> Exercise data:
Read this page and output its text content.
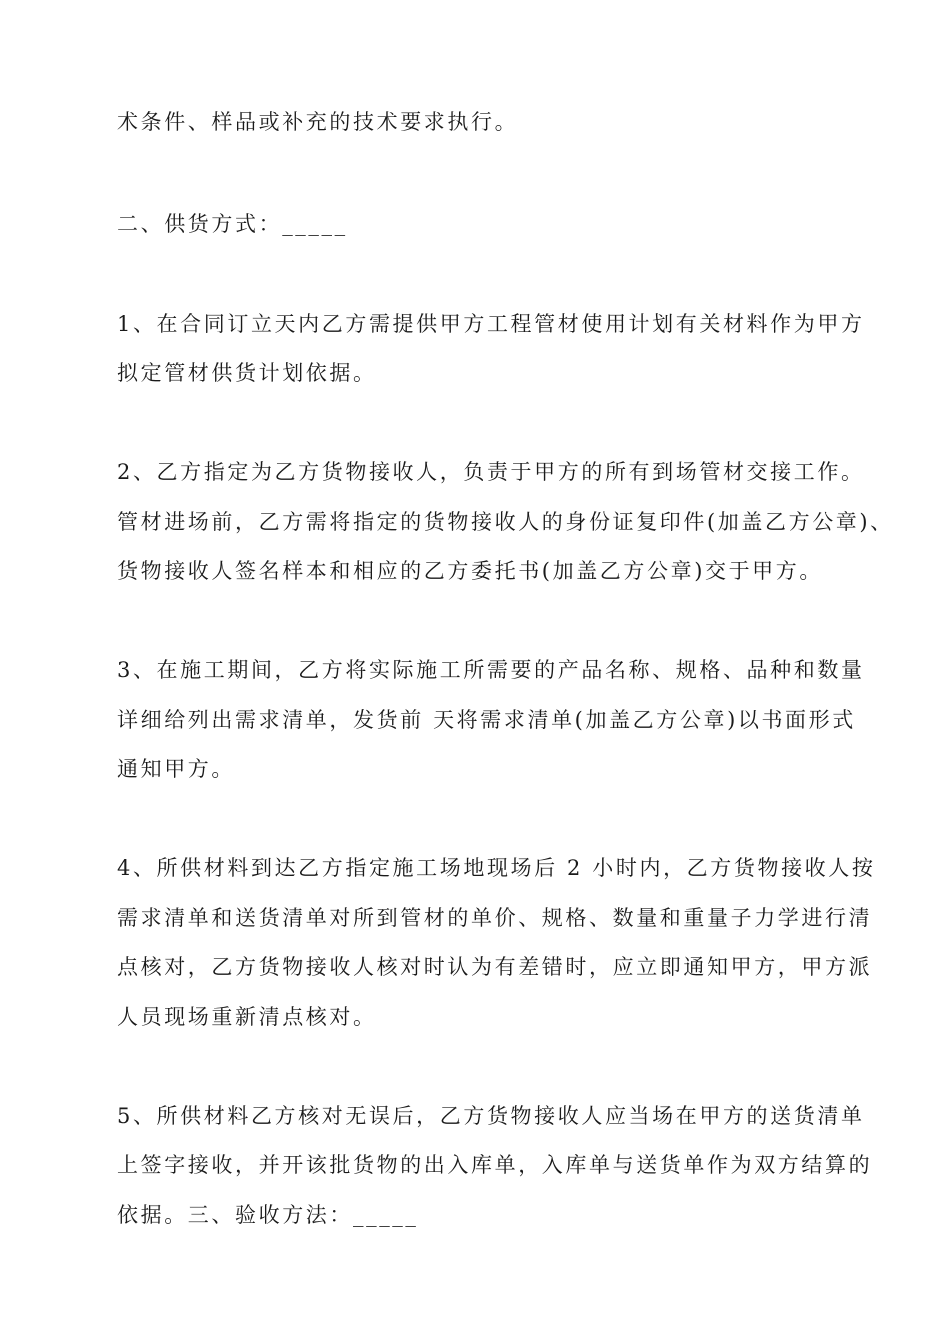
术条件、样品或补充的技术要求执行。
二、供货方式：_____
1、在合同订立天内乙方需提供甲方工程管材使用计划有关材料作为甲方
拟定管材供货计划依据。
2、乙方指定为乙方货物接收人，负责于甲方的所有到场管材交接工作。
管材进场前，乙方需将指定的货物接收人的身份证复印件(加盖乙方公章)、
货物接收人签名样本和相应的乙方委托书(加盖乙方公章)交于甲方。
3、在施工期间，乙方将实际施工所需要的产品名称、规格、品种和数量
详细给列出需求清单，发货前 天将需求清单(加盖乙方公章)以书面形式
通知甲方。
4、所供材料到达乙方指定施工场地现场后 2 小时内，乙方货物接收人按
需求清单和送货清单对所到管材的单价、规格、数量和重量子力学进行清
点核对，乙方货物接收人核对时认为有差错时，应立即通知甲方，甲方派
人员现场重新清点核对。
5、所供材料乙方核对无误后，乙方货物接收人应当场在甲方的送货清单
上签字接收，并开该批货物的出入库单，入库单与送货单作为双方结算的
依据。三、验收方法：_____
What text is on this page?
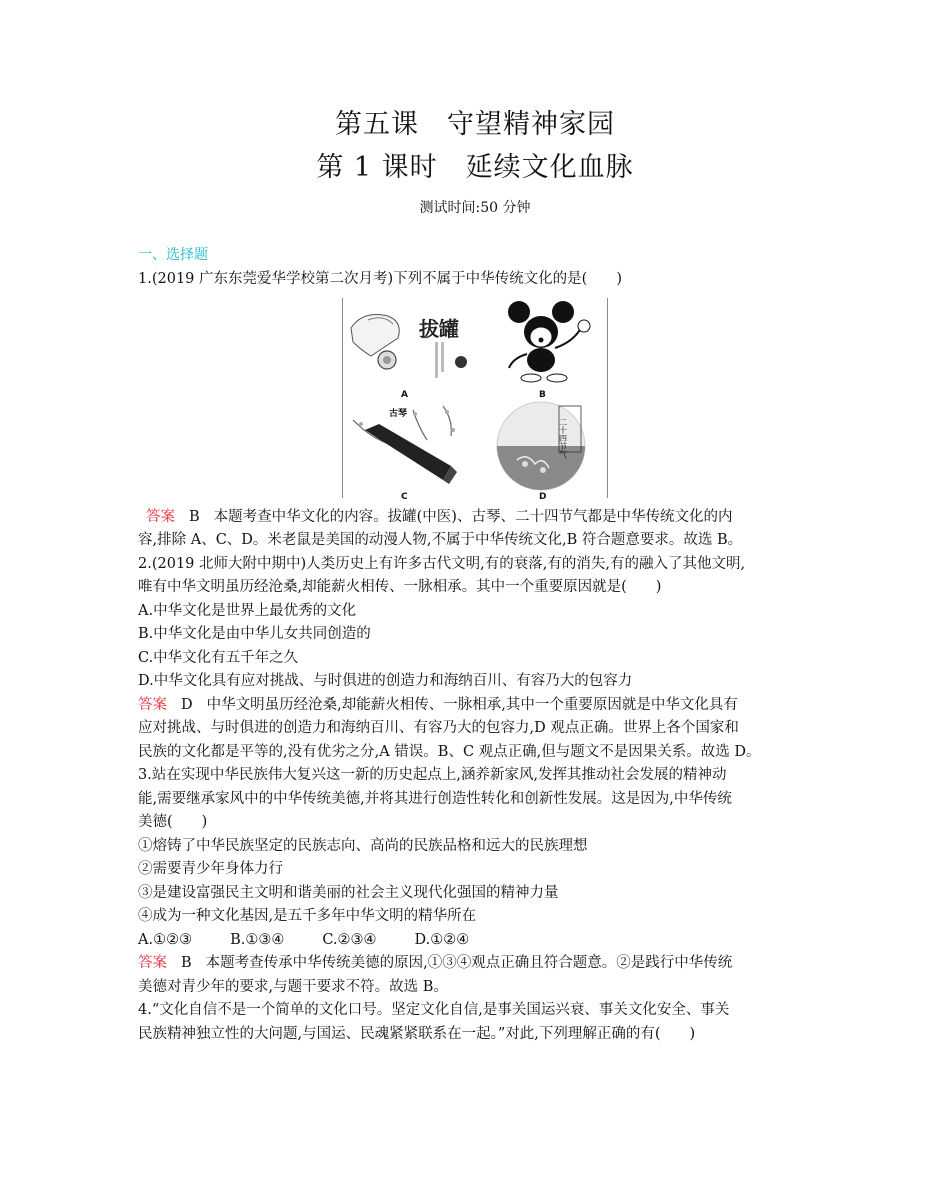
第五课 守望精神家园
第 1 课时 延续文化血脉
测试时间:50 分钟
一、选择题
1.(2019 广东东莞爱华学校第二次月考)下列不属于中华传统文化的是(　　)
拔罐
A	B
古琴
C
二十四节气
D
答案 B 本题考查中华文化的内容。拔罐(中医)、古琴、二十四节气都是中华传统文化的内
容,排除 A、C、D。米老鼠是美国的动漫人物,不属于中华传统文化,B 符合题意要求。故选 B。
2.(2019 北师大附中期中)人类历史上有许多古代文明,有的衰落,有的消失,有的融入了其他文明,
唯有中华文明虽历经沧桑,却能薪火相传、一脉相承。其中一个重要原因就是(　　)
A.中华文化是世界上最优秀的文化
B.中华文化是由中华儿女共同创造的
C.中华文化有五千年之久
D.中华文化具有应对挑战、与时俱进的创造力和海纳百川、有容乃大的包容力
答案 D 中华文明虽历经沧桑,却能薪火相传、一脉相承,其中一个重要原因就是中华文化具有
应对挑战、与时俱进的创造力和海纳百川、有容乃大的包容力,D 观点正确。世界上各个国家和
民族的文化都是平等的,没有优劣之分,A 错误。B、C 观点正确,但与题文不是因果关系。故选 D。
3.站在实现中华民族伟大复兴这一新的历史起点上,涵养新家风,发挥其推动社会发展的精神动
能,需要继承家风中的中华传统美德,并将其进行创造性转化和创新性发展。这是因为,中华传统
美德(　　)
①熔铸了中华民族坚定的民族志向、高尚的民族品格和远大的民族理想
②需要青少年身体力行
③是建设富强民主文明和谐美丽的社会主义现代化强国的精神力量
④成为一种文化基因,是五千多年中华文明的精华所在
A.①②③	B.①③④	C.②③④	D.①②④
答案 B 本题考查传承中华传统美德的原因,①③④观点正确且符合题意。②是践行中华传统
美德对青少年的要求,与题干要求不符。故选 B。
4.“文化自信不是一个简单的文化口号。坚定文化自信,是事关国运兴衰、事关文化安全、事关
民族精神独立性的大问题,与国运、民魂紧紧联系在一起。”对此,下列理解正确的有(　　)
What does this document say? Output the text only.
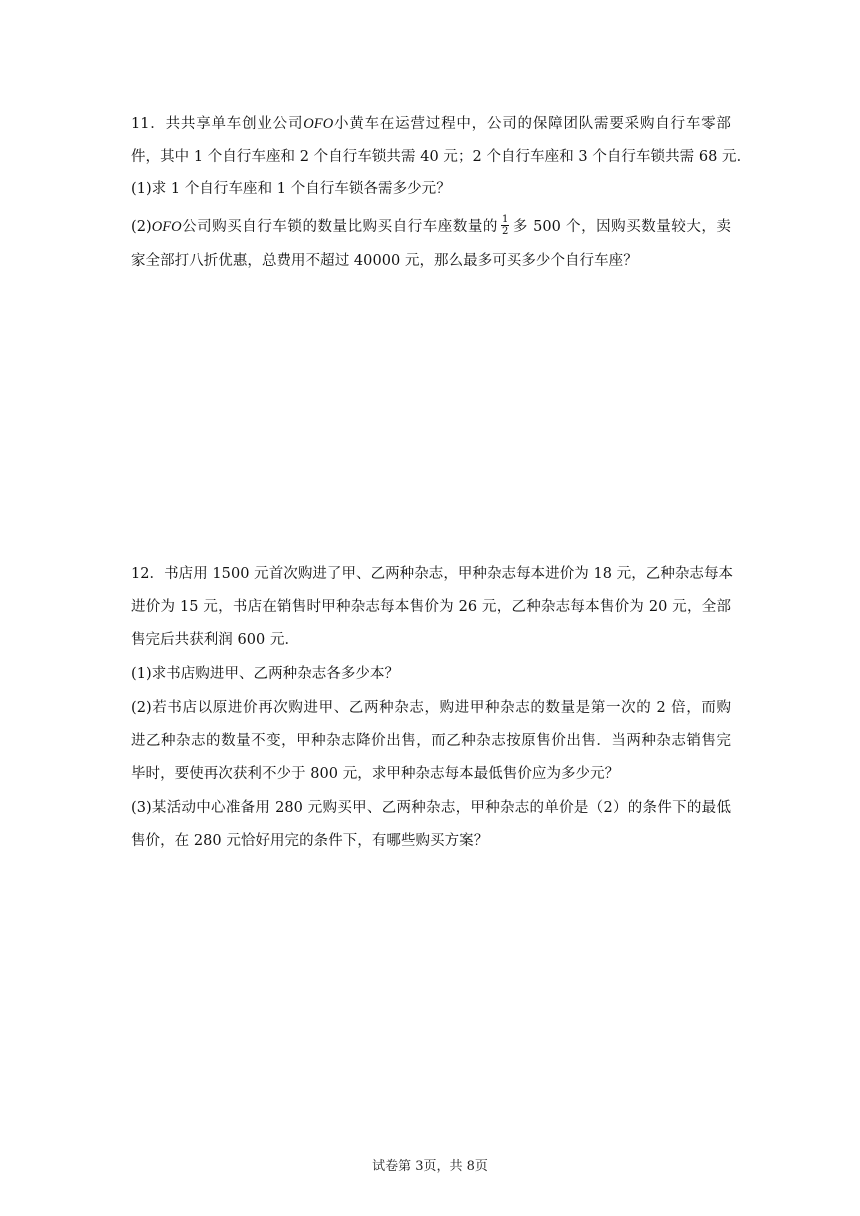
11．共共享单车创业公司OFO小黄车在运营过程中，公司的保障团队需要采购自行车零部

件，其中 1 个自行车座和 2 个自行车锁共需 40 元；2 个自行车座和 3 个自行车锁共需 68 元．

(1)求 1 个自行车座和 1 个自行车锁各需多少元？

(2)OFO公司购买自行车锁的数量比购买自行车座数量的 $\frac{1}{2}$ 多 500 个，因购买数量较大，卖

家全部打八折优惠，总费用不超过 40000 元，那么最多可买多少个自行车座？

12．书店用 1500 元首次购进了甲、乙两种杂志，甲种杂志每本进价为 18 元，乙种杂志每本

进价为 15 元，书店在销售时甲种杂志每本售价为 26 元，乙种杂志每本售价为 20 元，全部

售完后共获利润 600 元．

(1)求书店购进甲、乙两种杂志各多少本？

(2)若书店以原进价再次购进甲、乙两种杂志，购进甲种杂志的数量是第一次的 2 倍，而购

进乙种杂志的数量不变，甲种杂志降价出售，而乙种杂志按原售价出售．当两种杂志销售完

毕时，要使再次获利不少于 800 元，求甲种杂志每本最低售价应为多少元？

(3)某活动中心准备用 280 元购买甲、乙两种杂志，甲种杂志的单价是（2）的条件下的最低

售价，在 280 元恰好用完的条件下，有哪些购买方案？

试卷第 3页，共 8页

> Task prompt: Write out the records above exactly as they appear, leaving out any pictures.

> Exercise output:
Read this page and output its text content.
术条件、样品或补充的技术要求执行。
二、供货方式：_____
1、在合同订立天内乙方需提供甲方工程管材使用计划有关材料作为甲方
拟定管材供货计划依据。
2、乙方指定为乙方货物接收人，负责于甲方的所有到场管材交接工作。
管材进场前，乙方需将指定的货物接收人的身份证复印件(加盖乙方公章)、
货物接收人签名样本和相应的乙方委托书(加盖乙方公章)交于甲方。
3、在施工期间，乙方将实际施工所需要的产品名称、规格、品种和数量
详细给列出需求清单，发货前 天将需求清单(加盖乙方公章)以书面形式
通知甲方。
4、所供材料到达乙方指定施工场地现场后 2 小时内，乙方货物接收人按
需求清单和送货清单对所到管材的单价、规格、数量和重量子力学进行清
点核对，乙方货物接收人核对时认为有差错时，应立即通知甲方，甲方派
人员现场重新清点核对。
5、所供材料乙方核对无误后，乙方货物接收人应当场在甲方的送货清单
上签字接收，并开该批货物的出入库单，入库单与送货单作为双方结算的
依据。三、验收方法：_____
What text is on this page?
第五课 守望精神家园
第 1 课时 延续文化血脉
测试时间:50 分钟
一、选择题
1.(2019 广东东莞爱华学校第二次月考)下列不属于中华传统文化的是(　　)
拔罐
A	B
古琴
C
二十四节气
D
答案 B 本题考查中华文化的内容。拔罐(中医)、古琴、二十四节气都是中华传统文化的内
容,排除 A、C、D。米老鼠是美国的动漫人物,不属于中华传统文化,B 符合题意要求。故选 B。
2.(2019 北师大附中期中)人类历史上有许多古代文明,有的衰落,有的消失,有的融入了其他文明,
唯有中华文明虽历经沧桑,却能薪火相传、一脉相承。其中一个重要原因就是(　　)
A.中华文化是世界上最优秀的文化
B.中华文化是由中华儿女共同创造的
C.中华文化有五千年之久
D.中华文化具有应对挑战、与时俱进的创造力和海纳百川、有容乃大的包容力
答案 D 中华文明虽历经沧桑,却能薪火相传、一脉相承,其中一个重要原因就是中华文化具有
应对挑战、与时俱进的创造力和海纳百川、有容乃大的包容力,D 观点正确。世界上各个国家和
民族的文化都是平等的,没有优劣之分,A 错误。B、C 观点正确,但与题文不是因果关系。故选 D。
3.站在实现中华民族伟大复兴这一新的历史起点上,涵养新家风,发挥其推动社会发展的精神动
能,需要继承家风中的中华传统美德,并将其进行创造性转化和创新性发展。这是因为,中华传统
美德(　　)
①熔铸了中华民族坚定的民族志向、高尚的民族品格和远大的民族理想
②需要青少年身体力行
③是建设富强民主文明和谐美丽的社会主义现代化强国的精神力量
④成为一种文化基因,是五千多年中华文明的精华所在
A.①②③	B.①③④	C.②③④	D.①②④
答案 B 本题考查传承中华传统美德的原因,①③④观点正确且符合题意。②是践行中华传统
美德对青少年的要求,与题干要求不符。故选 B。
4.“文化自信不是一个简单的文化口号。坚定文化自信,是事关国运兴衰、事关文化安全、事关
民族精神独立性的大问题,与国运、民魂紧紧联系在一起。”对此,下列理解正确的有(　　)
What does this document say? Output the text only.
11．共共享单车创业公司OFO小黄车在运营过程中，公司的保障团队需要采购自行车零部

件，其中 1 个自行车座和 2 个自行车锁共需 40 元；2 个自行车座和 3 个自行车锁共需 68 元．

(1)求 1 个自行车座和 1 个自行车锁各需多少元？

(2)OFO公司购买自行车锁的数量比购买自行车座数量的 $\frac{1}{2}$ 多 500 个，因购买数量较大，卖

家全部打八折优惠，总费用不超过 40000 元，那么最多可买多少个自行车座？

12．书店用 1500 元首次购进了甲、乙两种杂志，甲种杂志每本进价为 18 元，乙种杂志每本

进价为 15 元，书店在销售时甲种杂志每本售价为 26 元，乙种杂志每本售价为 20 元，全部

售完后共获利润 600 元．

(1)求书店购进甲、乙两种杂志各多少本？

(2)若书店以原进价再次购进甲、乙两种杂志，购进甲种杂志的数量是第一次的 2 倍，而购

进乙种杂志的数量不变，甲种杂志降价出售，而乙种杂志按原售价出售．当两种杂志销售完

毕时，要使再次获利不少于 800 元，求甲种杂志每本最低售价应为多少元？

(3)某活动中心准备用 280 元购买甲、乙两种杂志，甲种杂志的单价是（2）的条件下的最低

售价，在 280 元恰好用完的条件下，有哪些购买方案？

试卷第 3页，共 8页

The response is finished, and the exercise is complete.